Stored data entries:
· · · · · · ·

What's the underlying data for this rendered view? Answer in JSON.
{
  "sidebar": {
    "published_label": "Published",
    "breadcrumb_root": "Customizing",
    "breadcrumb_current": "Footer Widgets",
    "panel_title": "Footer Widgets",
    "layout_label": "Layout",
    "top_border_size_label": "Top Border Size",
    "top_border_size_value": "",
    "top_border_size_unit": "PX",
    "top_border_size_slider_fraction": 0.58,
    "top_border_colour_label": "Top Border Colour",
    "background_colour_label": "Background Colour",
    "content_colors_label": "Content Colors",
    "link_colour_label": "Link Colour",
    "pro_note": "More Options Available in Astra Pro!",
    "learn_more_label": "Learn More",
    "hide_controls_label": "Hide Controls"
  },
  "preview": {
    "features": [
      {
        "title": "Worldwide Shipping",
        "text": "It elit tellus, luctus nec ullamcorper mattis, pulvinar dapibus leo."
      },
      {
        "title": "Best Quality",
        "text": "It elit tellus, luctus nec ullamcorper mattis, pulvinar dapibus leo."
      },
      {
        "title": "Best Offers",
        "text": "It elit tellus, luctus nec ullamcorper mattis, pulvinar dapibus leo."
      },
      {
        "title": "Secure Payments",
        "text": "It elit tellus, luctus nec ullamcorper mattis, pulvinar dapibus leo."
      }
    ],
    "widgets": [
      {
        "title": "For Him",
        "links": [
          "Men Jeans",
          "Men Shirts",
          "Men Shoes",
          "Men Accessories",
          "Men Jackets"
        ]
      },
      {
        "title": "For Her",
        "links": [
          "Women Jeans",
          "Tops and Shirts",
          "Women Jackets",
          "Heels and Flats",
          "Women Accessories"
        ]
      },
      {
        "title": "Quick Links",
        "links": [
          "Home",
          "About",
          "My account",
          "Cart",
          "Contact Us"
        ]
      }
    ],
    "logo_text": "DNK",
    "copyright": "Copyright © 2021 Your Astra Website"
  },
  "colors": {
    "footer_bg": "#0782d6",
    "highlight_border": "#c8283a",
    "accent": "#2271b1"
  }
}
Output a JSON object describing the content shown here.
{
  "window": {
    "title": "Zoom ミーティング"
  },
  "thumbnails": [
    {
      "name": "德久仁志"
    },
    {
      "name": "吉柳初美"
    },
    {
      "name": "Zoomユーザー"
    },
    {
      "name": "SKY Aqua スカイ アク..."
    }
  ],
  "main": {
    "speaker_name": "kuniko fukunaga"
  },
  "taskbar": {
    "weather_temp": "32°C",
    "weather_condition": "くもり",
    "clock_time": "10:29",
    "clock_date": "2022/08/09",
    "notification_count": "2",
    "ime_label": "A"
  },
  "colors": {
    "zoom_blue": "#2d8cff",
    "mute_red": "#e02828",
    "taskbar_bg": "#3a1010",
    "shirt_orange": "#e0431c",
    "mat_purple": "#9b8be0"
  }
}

· · · · · · ·

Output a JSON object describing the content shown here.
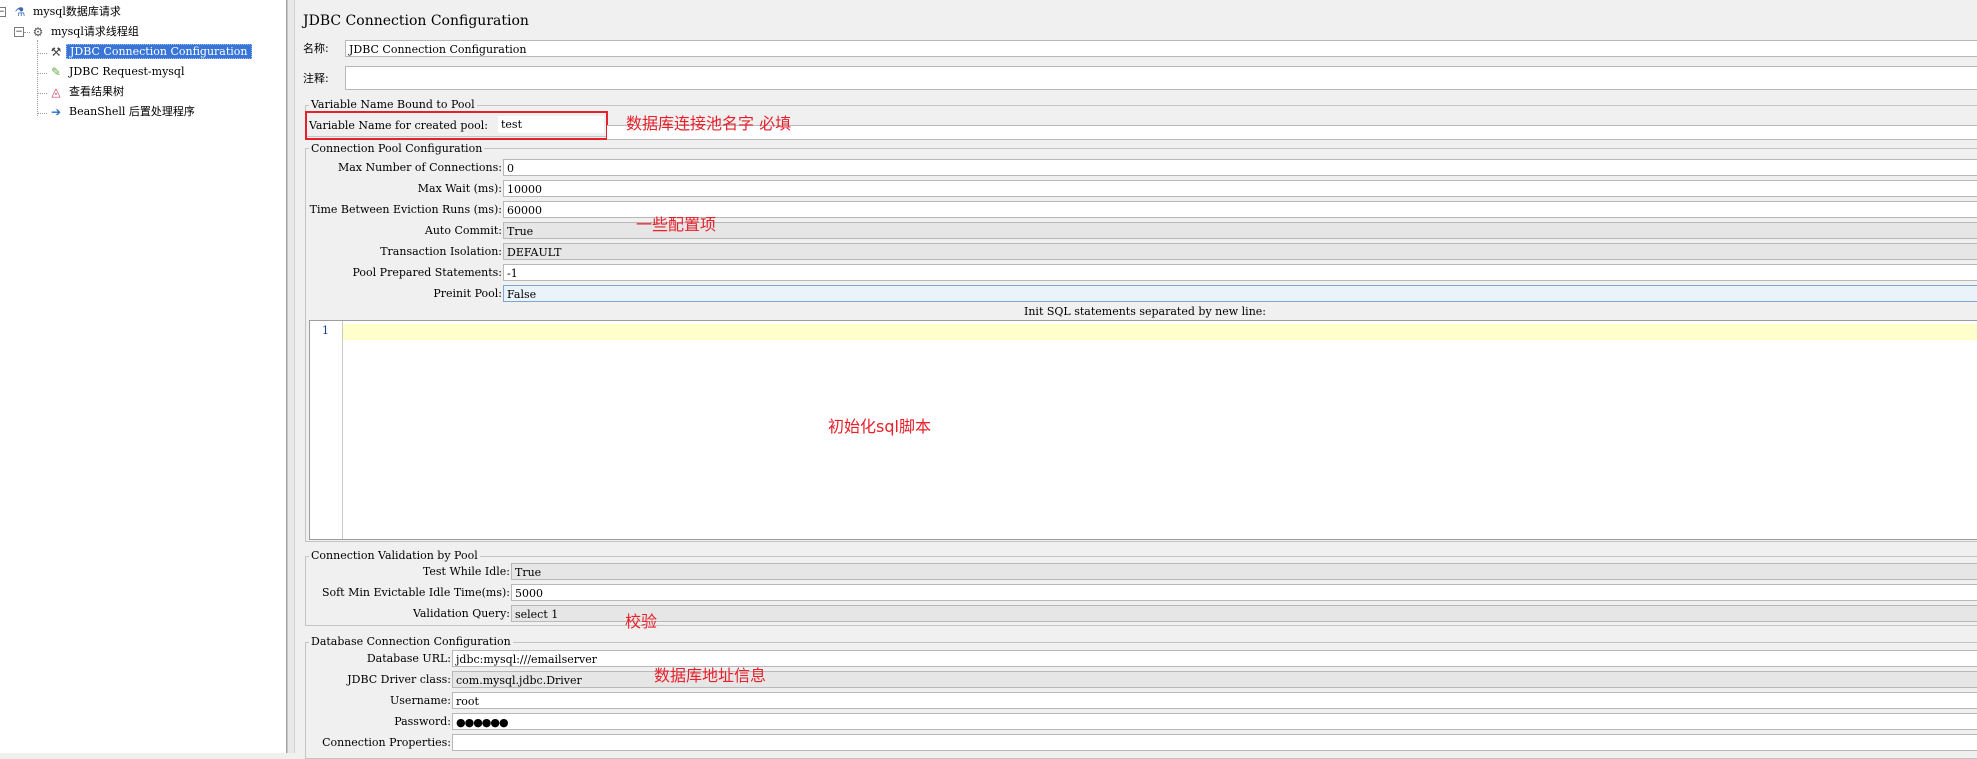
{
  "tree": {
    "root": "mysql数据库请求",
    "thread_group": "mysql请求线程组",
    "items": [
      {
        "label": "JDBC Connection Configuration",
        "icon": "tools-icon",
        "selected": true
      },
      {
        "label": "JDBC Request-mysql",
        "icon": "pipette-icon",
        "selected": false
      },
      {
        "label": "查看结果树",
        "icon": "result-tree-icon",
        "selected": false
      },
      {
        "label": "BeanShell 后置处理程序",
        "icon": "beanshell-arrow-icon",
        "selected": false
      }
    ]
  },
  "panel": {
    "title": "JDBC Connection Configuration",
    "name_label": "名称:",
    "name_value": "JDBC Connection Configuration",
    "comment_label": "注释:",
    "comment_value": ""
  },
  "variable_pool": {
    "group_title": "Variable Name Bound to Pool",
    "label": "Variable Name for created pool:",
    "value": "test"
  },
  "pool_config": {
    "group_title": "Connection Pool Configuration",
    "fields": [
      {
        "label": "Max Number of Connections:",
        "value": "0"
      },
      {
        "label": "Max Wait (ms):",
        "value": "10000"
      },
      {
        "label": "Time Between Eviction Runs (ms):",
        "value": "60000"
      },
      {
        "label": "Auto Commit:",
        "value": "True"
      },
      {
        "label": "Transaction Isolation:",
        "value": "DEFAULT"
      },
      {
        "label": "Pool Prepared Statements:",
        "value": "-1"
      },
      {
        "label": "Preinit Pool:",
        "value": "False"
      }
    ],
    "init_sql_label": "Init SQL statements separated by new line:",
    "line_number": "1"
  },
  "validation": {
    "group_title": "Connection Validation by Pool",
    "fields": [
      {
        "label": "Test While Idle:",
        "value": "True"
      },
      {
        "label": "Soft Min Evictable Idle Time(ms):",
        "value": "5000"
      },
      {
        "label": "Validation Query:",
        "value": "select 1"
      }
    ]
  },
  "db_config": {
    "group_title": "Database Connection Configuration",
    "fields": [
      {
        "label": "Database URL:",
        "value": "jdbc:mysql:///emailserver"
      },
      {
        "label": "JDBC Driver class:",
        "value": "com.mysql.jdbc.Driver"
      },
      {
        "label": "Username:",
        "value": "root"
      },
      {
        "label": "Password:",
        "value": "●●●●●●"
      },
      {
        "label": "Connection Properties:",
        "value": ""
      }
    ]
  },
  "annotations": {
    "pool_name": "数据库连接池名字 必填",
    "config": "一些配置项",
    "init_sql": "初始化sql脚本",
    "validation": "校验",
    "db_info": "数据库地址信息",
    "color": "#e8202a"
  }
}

· · · · · · ·

Problem details:
Return all the lines that contain the string "Astra".

Reply to the exercise:
    "pro_note": "More Options Available in Astra Pro!",
    "copyright": "Copyright © 2021 Your Astra Website"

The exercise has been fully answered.